**Recorded data**
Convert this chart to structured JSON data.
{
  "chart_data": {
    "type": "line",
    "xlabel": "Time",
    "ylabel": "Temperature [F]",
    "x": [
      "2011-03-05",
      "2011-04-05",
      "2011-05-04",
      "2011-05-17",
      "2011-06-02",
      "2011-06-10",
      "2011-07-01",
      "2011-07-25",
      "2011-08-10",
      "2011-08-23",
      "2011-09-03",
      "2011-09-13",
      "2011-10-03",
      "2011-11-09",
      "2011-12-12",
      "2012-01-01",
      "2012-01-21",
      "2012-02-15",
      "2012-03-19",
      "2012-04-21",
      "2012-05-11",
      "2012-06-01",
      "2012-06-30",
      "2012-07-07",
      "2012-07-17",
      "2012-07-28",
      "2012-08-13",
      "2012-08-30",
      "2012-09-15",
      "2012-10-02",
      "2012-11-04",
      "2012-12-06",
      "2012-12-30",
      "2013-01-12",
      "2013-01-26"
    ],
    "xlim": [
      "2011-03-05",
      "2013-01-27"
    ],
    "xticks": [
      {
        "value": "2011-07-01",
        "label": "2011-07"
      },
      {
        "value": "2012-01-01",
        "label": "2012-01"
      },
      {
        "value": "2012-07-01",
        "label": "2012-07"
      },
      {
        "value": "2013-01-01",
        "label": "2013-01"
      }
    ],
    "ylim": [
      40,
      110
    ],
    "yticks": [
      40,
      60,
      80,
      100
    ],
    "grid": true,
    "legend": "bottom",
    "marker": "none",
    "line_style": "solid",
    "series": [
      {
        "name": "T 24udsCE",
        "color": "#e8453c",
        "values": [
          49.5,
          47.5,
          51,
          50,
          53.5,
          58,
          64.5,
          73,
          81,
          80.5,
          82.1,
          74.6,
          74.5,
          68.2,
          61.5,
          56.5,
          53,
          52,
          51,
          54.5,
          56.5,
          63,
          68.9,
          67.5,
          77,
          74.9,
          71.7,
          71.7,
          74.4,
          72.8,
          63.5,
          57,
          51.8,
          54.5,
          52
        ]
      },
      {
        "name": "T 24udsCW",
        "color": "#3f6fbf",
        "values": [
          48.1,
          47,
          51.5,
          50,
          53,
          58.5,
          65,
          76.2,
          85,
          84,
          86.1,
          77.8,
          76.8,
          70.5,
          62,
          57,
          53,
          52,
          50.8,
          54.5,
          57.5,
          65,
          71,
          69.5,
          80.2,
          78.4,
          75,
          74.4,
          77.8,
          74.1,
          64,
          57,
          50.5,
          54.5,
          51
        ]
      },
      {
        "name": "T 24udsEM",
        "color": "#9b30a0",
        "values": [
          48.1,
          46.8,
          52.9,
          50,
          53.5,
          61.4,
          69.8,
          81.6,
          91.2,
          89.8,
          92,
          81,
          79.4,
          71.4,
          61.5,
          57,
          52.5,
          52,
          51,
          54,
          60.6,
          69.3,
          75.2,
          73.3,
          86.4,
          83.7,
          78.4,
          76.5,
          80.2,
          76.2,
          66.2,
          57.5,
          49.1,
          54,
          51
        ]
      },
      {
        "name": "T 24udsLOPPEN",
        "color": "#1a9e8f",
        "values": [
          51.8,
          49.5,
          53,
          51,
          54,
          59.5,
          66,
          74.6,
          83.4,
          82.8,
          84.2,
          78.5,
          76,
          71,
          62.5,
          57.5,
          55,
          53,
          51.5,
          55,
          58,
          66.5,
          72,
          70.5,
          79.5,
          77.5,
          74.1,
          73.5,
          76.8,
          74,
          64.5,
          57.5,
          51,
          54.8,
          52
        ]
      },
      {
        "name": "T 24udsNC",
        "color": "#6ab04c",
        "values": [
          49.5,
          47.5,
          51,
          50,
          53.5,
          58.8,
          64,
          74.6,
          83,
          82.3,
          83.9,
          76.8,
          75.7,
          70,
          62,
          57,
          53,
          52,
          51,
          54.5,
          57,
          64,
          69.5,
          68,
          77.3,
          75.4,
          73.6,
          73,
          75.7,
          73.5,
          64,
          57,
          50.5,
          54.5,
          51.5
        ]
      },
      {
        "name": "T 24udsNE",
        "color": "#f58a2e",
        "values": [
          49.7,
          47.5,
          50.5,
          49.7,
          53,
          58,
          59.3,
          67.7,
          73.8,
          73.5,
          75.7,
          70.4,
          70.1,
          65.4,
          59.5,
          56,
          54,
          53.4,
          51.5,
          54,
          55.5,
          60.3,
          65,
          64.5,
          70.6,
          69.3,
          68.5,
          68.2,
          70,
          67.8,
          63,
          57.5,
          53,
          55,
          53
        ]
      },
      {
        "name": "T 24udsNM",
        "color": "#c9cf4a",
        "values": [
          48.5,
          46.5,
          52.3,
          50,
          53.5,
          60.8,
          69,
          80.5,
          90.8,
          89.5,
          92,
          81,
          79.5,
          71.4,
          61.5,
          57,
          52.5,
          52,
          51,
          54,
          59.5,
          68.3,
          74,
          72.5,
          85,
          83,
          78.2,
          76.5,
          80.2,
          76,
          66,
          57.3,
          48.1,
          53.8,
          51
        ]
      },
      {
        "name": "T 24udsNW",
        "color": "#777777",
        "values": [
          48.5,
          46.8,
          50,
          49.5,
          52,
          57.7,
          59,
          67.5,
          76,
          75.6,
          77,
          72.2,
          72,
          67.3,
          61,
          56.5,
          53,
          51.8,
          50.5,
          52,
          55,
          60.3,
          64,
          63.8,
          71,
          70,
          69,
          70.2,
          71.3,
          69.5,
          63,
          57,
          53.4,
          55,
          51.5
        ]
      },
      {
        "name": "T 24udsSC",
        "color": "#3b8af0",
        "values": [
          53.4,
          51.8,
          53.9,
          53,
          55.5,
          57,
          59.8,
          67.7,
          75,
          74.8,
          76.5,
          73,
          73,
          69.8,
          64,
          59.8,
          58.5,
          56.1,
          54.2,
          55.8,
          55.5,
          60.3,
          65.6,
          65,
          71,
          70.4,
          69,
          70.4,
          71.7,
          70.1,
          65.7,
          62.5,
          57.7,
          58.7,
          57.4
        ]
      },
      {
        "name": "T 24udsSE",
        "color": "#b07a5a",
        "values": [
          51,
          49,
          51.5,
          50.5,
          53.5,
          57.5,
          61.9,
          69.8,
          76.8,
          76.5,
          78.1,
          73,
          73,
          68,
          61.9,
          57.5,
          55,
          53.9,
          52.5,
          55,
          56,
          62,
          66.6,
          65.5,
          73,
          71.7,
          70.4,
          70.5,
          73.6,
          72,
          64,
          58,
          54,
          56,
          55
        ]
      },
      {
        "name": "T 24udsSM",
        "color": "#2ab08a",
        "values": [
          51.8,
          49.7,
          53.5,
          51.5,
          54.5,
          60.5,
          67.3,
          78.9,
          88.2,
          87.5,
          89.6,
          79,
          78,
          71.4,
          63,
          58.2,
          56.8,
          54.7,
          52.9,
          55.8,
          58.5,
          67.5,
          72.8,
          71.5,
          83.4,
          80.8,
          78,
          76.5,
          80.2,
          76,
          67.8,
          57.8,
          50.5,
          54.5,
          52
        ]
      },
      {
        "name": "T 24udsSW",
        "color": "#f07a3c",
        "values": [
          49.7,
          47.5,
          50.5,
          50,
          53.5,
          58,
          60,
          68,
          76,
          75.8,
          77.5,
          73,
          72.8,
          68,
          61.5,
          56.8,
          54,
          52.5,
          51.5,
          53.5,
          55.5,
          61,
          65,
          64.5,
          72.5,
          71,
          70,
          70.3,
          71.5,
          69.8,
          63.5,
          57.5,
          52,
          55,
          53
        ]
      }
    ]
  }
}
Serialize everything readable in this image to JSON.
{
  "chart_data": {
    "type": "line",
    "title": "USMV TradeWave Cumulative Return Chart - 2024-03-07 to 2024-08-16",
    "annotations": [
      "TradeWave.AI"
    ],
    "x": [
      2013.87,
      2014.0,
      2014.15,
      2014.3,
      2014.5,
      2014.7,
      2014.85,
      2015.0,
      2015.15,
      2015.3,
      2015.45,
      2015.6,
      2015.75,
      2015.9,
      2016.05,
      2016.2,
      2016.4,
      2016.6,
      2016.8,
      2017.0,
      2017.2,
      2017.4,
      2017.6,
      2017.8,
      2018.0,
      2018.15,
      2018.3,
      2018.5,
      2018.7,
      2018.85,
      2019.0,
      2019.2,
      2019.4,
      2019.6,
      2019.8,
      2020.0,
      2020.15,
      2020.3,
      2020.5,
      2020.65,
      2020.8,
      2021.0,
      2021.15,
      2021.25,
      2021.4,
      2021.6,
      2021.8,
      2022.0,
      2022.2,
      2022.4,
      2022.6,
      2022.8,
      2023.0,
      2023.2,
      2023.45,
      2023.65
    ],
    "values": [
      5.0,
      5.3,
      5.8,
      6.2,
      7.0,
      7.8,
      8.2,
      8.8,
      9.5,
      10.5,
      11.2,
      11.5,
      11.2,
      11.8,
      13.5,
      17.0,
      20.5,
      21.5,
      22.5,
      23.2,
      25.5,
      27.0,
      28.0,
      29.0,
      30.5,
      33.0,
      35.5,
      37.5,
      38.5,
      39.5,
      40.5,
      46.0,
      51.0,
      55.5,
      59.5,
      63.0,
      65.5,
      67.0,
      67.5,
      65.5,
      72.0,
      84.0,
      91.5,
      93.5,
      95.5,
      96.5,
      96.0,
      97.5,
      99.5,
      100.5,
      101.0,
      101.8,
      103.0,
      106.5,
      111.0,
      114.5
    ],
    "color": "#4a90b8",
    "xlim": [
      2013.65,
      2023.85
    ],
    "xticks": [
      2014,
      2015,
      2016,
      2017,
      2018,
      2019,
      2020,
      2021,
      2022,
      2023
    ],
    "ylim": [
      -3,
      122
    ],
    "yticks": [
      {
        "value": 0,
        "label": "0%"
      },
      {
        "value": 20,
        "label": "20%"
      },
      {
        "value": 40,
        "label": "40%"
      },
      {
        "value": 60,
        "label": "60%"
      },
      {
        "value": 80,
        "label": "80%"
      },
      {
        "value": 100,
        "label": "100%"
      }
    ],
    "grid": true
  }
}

**Exercise task**
Within the entries above, how many lines contain "JSON"? Respond with the number only.

**The answer**
2